*** Stored data ***

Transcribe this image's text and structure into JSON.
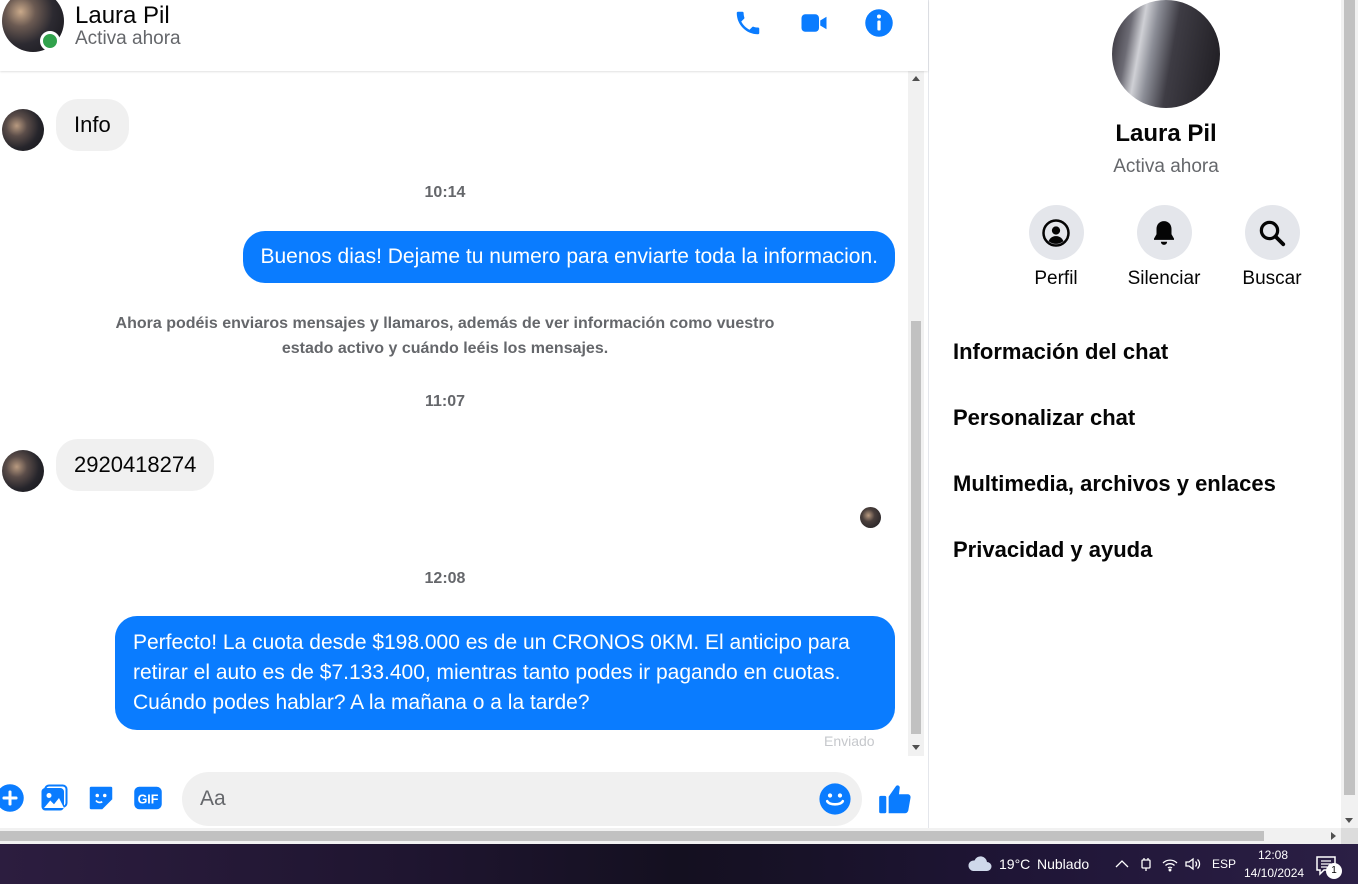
{
  "header": {
    "name": "Laura Pil",
    "status": "Activa ahora",
    "actions": [
      "phone-icon",
      "video-icon",
      "info-icon"
    ]
  },
  "messages": {
    "incoming_1": "Info",
    "time_1": "10:14",
    "outgoing_1": "Buenos dias! Dejame tu numero para enviarte toda la informacion.",
    "system_note": "Ahora podéis enviaros mensajes y llamaros, además de ver información como vuestro estado activo y cuándo leéis los mensajes.",
    "time_2": "11:07",
    "incoming_2": "2920418274",
    "time_3": "12:08",
    "outgoing_2": "Perfecto! La cuota desde $198.000 es de un CRONOS 0KM. El anticipo para retirar el auto es de $7.133.400, mientras tanto podes ir pagando en cuotas. Cuándo podes hablar? A la mañana o a la tarde?",
    "sent_status": "Enviado"
  },
  "composer": {
    "placeholder": "Aa",
    "icons": [
      "plus-icon",
      "image-icon",
      "sticker-icon",
      "gif-icon",
      "emoji-icon",
      "thumbs-up-icon"
    ],
    "gif_label": "GIF"
  },
  "info_panel": {
    "name": "Laura Pil",
    "status": "Activa ahora",
    "actions": [
      {
        "label": "Perfil",
        "icon": "profile-icon"
      },
      {
        "label": "Silenciar",
        "icon": "bell-icon"
      },
      {
        "label": "Buscar",
        "icon": "search-icon"
      }
    ],
    "menu": [
      "Información del chat",
      "Personalizar chat",
      "Multimedia, archivos y enlaces",
      "Privacidad y ayuda"
    ]
  },
  "taskbar": {
    "temperature": "19°C",
    "condition": "Nublado",
    "language": "ESP",
    "time": "12:08",
    "date": "14/10/2024",
    "notification_count": "1"
  },
  "colors": {
    "accent": "#0a7cff",
    "online": "#31a24c",
    "incoming_bubble": "#f0f0f0",
    "muted_text": "#65676b"
  }
}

***

- [The request]: Reproduce the data above in full, exactly as it is, with the pictures left out.

- [The solution]:
Transcribe this image's text and structure into JSON.
{
  "header": {
    "name": "Laura Pil",
    "status": "Activa ahora",
    "actions": [
      "phone-icon",
      "video-icon",
      "info-icon"
    ]
  },
  "messages": {
    "incoming_1": "Info",
    "time_1": "10:14",
    "outgoing_1": "Buenos dias! Dejame tu numero para enviarte toda la informacion.",
    "system_note": "Ahora podéis enviaros mensajes y llamaros, además de ver información como vuestro estado activo y cuándo leéis los mensajes.",
    "time_2": "11:07",
    "incoming_2": "2920418274",
    "time_3": "12:08",
    "outgoing_2": "Perfecto! La cuota desde $198.000 es de un CRONOS 0KM. El anticipo para retirar el auto es de $7.133.400, mientras tanto podes ir pagando en cuotas. Cuándo podes hablar? A la mañana o a la tarde?",
    "sent_status": "Enviado"
  },
  "composer": {
    "placeholder": "Aa",
    "icons": [
      "plus-icon",
      "image-icon",
      "sticker-icon",
      "gif-icon",
      "emoji-icon",
      "thumbs-up-icon"
    ],
    "gif_label": "GIF"
  },
  "info_panel": {
    "name": "Laura Pil",
    "status": "Activa ahora",
    "actions": [
      {
        "label": "Perfil",
        "icon": "profile-icon"
      },
      {
        "label": "Silenciar",
        "icon": "bell-icon"
      },
      {
        "label": "Buscar",
        "icon": "search-icon"
      }
    ],
    "menu": [
      "Información del chat",
      "Personalizar chat",
      "Multimedia, archivos y enlaces",
      "Privacidad y ayuda"
    ]
  },
  "taskbar": {
    "temperature": "19°C",
    "condition": "Nublado",
    "language": "ESP",
    "time": "12:08",
    "date": "14/10/2024",
    "notification_count": "1"
  },
  "colors": {
    "accent": "#0a7cff",
    "online": "#31a24c",
    "incoming_bubble": "#f0f0f0",
    "muted_text": "#65676b"
  }
}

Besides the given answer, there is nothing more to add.